::: Extracted data :::
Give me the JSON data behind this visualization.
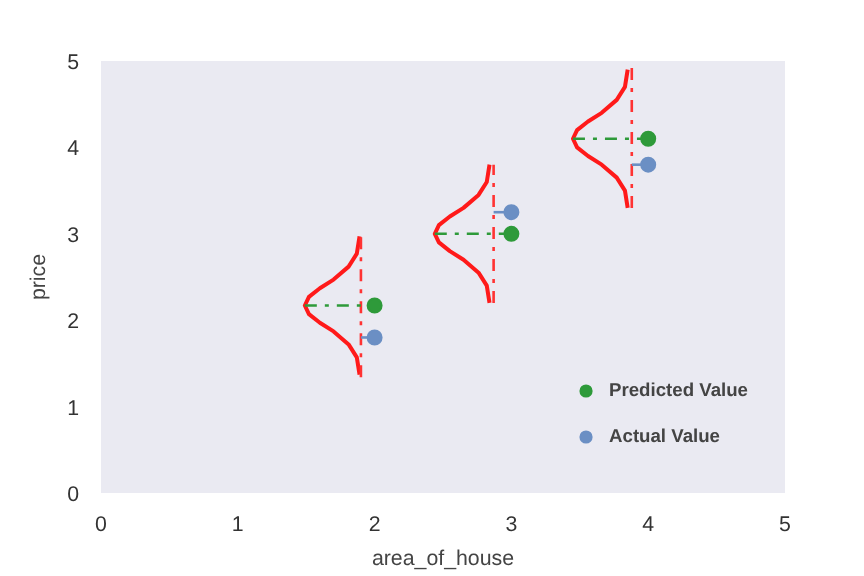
{
  "chart_data": {
    "type": "scatter",
    "xlabel": "area_of_house",
    "ylabel": "price",
    "xlim": [
      0,
      5
    ],
    "ylim": [
      0,
      5
    ],
    "xticks": [
      0,
      1,
      2,
      3,
      4,
      5
    ],
    "yticks": [
      0,
      1,
      2,
      3,
      4,
      5
    ],
    "grid": false,
    "legend": "bottom right",
    "series": [
      {
        "type": "line",
        "color": "#ff1a1a",
        "line_style": "solid",
        "x": [
          1.89,
          1.87,
          1.81,
          1.7,
          1.6,
          1.52,
          1.49,
          1.52,
          1.6,
          1.7,
          1.81,
          1.87,
          1.89
        ],
        "values": [
          1.37,
          1.57,
          1.72,
          1.87,
          1.97,
          2.07,
          2.17,
          2.27,
          2.37,
          2.47,
          2.62,
          2.77,
          2.97
        ]
      },
      {
        "type": "line",
        "color": "#ff1a1a",
        "line_style": "solid",
        "x": [
          2.84,
          2.82,
          2.76,
          2.65,
          2.55,
          2.47,
          2.44,
          2.47,
          2.55,
          2.65,
          2.76,
          2.82,
          2.84
        ],
        "values": [
          2.2,
          2.4,
          2.55,
          2.7,
          2.8,
          2.9,
          3.0,
          3.1,
          3.2,
          3.3,
          3.45,
          3.6,
          3.8
        ]
      },
      {
        "type": "line",
        "color": "#ff1a1a",
        "line_style": "solid",
        "x": [
          3.85,
          3.83,
          3.77,
          3.66,
          3.56,
          3.48,
          3.45,
          3.48,
          3.56,
          3.66,
          3.77,
          3.83,
          3.85
        ],
        "values": [
          3.3,
          3.5,
          3.65,
          3.8,
          3.9,
          4.0,
          4.1,
          4.2,
          4.3,
          4.4,
          4.55,
          4.7,
          4.9
        ]
      },
      {
        "type": "line",
        "color": "#ff3333",
        "line_style": "dashed",
        "x": [
          1.9,
          1.9
        ],
        "values": [
          1.34,
          3.0
        ]
      },
      {
        "type": "line",
        "color": "#ff3333",
        "line_style": "dashed",
        "x": [
          2.87,
          2.87
        ],
        "values": [
          2.2,
          3.8
        ]
      },
      {
        "type": "line",
        "color": "#ff3333",
        "line_style": "dashed",
        "x": [
          3.88,
          3.88
        ],
        "values": [
          3.3,
          4.95
        ]
      },
      {
        "type": "line",
        "color": "#2e9a3a",
        "line_style": "dashed",
        "x": [
          1.49,
          2
        ],
        "values": [
          2.17,
          2.17
        ]
      },
      {
        "type": "line",
        "color": "#2e9a3a",
        "line_style": "dashed",
        "x": [
          2.44,
          3
        ],
        "values": [
          3.0,
          3.0
        ]
      },
      {
        "type": "line",
        "color": "#2e9a3a",
        "line_style": "dashed",
        "x": [
          3.45,
          4
        ],
        "values": [
          4.1,
          4.1
        ]
      },
      {
        "type": "line",
        "color": "#6b8fc4",
        "line_style": "dashed",
        "x": [
          1.9,
          2
        ],
        "values": [
          1.8,
          1.8
        ]
      },
      {
        "type": "line",
        "color": "#6b8fc4",
        "line_style": "dashed",
        "x": [
          2.87,
          3
        ],
        "values": [
          3.25,
          3.25
        ]
      },
      {
        "type": "line",
        "color": "#6b8fc4",
        "line_style": "dashed",
        "x": [
          3.88,
          4
        ],
        "values": [
          3.8,
          3.8
        ]
      },
      {
        "name": "Predicted Value",
        "marker": "circle",
        "color": "#2e9a3a",
        "x": [
          2,
          3,
          4
        ],
        "values": [
          2.17,
          3.0,
          4.1
        ]
      },
      {
        "name": "Actual Value",
        "marker": "circle",
        "color": "#6b8fc4",
        "x": [
          2,
          3,
          4
        ],
        "values": [
          1.8,
          3.25,
          3.8
        ]
      }
    ]
  }
}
:::
Goal of the exercise:
Skip the pictures and print each record exactly as it stands.

Solution:
Give me the JSON data behind this visualization.
{
  "chart_data": {
    "type": "scatter",
    "xlabel": "area_of_house",
    "ylabel": "price",
    "xlim": [
      0,
      5
    ],
    "ylim": [
      0,
      5
    ],
    "xticks": [
      0,
      1,
      2,
      3,
      4,
      5
    ],
    "yticks": [
      0,
      1,
      2,
      3,
      4,
      5
    ],
    "grid": false,
    "legend": "bottom right",
    "series": [
      {
        "type": "line",
        "color": "#ff1a1a",
        "line_style": "solid",
        "x": [
          1.89,
          1.87,
          1.81,
          1.7,
          1.6,
          1.52,
          1.49,
          1.52,
          1.6,
          1.7,
          1.81,
          1.87,
          1.89
        ],
        "values": [
          1.37,
          1.57,
          1.72,
          1.87,
          1.97,
          2.07,
          2.17,
          2.27,
          2.37,
          2.47,
          2.62,
          2.77,
          2.97
        ]
      },
      {
        "type": "line",
        "color": "#ff1a1a",
        "line_style": "solid",
        "x": [
          2.84,
          2.82,
          2.76,
          2.65,
          2.55,
          2.47,
          2.44,
          2.47,
          2.55,
          2.65,
          2.76,
          2.82,
          2.84
        ],
        "values": [
          2.2,
          2.4,
          2.55,
          2.7,
          2.8,
          2.9,
          3.0,
          3.1,
          3.2,
          3.3,
          3.45,
          3.6,
          3.8
        ]
      },
      {
        "type": "line",
        "color": "#ff1a1a",
        "line_style": "solid",
        "x": [
          3.85,
          3.83,
          3.77,
          3.66,
          3.56,
          3.48,
          3.45,
          3.48,
          3.56,
          3.66,
          3.77,
          3.83,
          3.85
        ],
        "values": [
          3.3,
          3.5,
          3.65,
          3.8,
          3.9,
          4.0,
          4.1,
          4.2,
          4.3,
          4.4,
          4.55,
          4.7,
          4.9
        ]
      },
      {
        "type": "line",
        "color": "#ff3333",
        "line_style": "dashed",
        "x": [
          1.9,
          1.9
        ],
        "values": [
          1.34,
          3.0
        ]
      },
      {
        "type": "line",
        "color": "#ff3333",
        "line_style": "dashed",
        "x": [
          2.87,
          2.87
        ],
        "values": [
          2.2,
          3.8
        ]
      },
      {
        "type": "line",
        "color": "#ff3333",
        "line_style": "dashed",
        "x": [
          3.88,
          3.88
        ],
        "values": [
          3.3,
          4.95
        ]
      },
      {
        "type": "line",
        "color": "#2e9a3a",
        "line_style": "dashed",
        "x": [
          1.49,
          2
        ],
        "values": [
          2.17,
          2.17
        ]
      },
      {
        "type": "line",
        "color": "#2e9a3a",
        "line_style": "dashed",
        "x": [
          2.44,
          3
        ],
        "values": [
          3.0,
          3.0
        ]
      },
      {
        "type": "line",
        "color": "#2e9a3a",
        "line_style": "dashed",
        "x": [
          3.45,
          4
        ],
        "values": [
          4.1,
          4.1
        ]
      },
      {
        "type": "line",
        "color": "#6b8fc4",
        "line_style": "dashed",
        "x": [
          1.9,
          2
        ],
        "values": [
          1.8,
          1.8
        ]
      },
      {
        "type": "line",
        "color": "#6b8fc4",
        "line_style": "dashed",
        "x": [
          2.87,
          3
        ],
        "values": [
          3.25,
          3.25
        ]
      },
      {
        "type": "line",
        "color": "#6b8fc4",
        "line_style": "dashed",
        "x": [
          3.88,
          4
        ],
        "values": [
          3.8,
          3.8
        ]
      },
      {
        "name": "Predicted Value",
        "marker": "circle",
        "color": "#2e9a3a",
        "x": [
          2,
          3,
          4
        ],
        "values": [
          2.17,
          3.0,
          4.1
        ]
      },
      {
        "name": "Actual Value",
        "marker": "circle",
        "color": "#6b8fc4",
        "x": [
          2,
          3,
          4
        ],
        "values": [
          1.8,
          3.25,
          3.8
        ]
      }
    ]
  }
}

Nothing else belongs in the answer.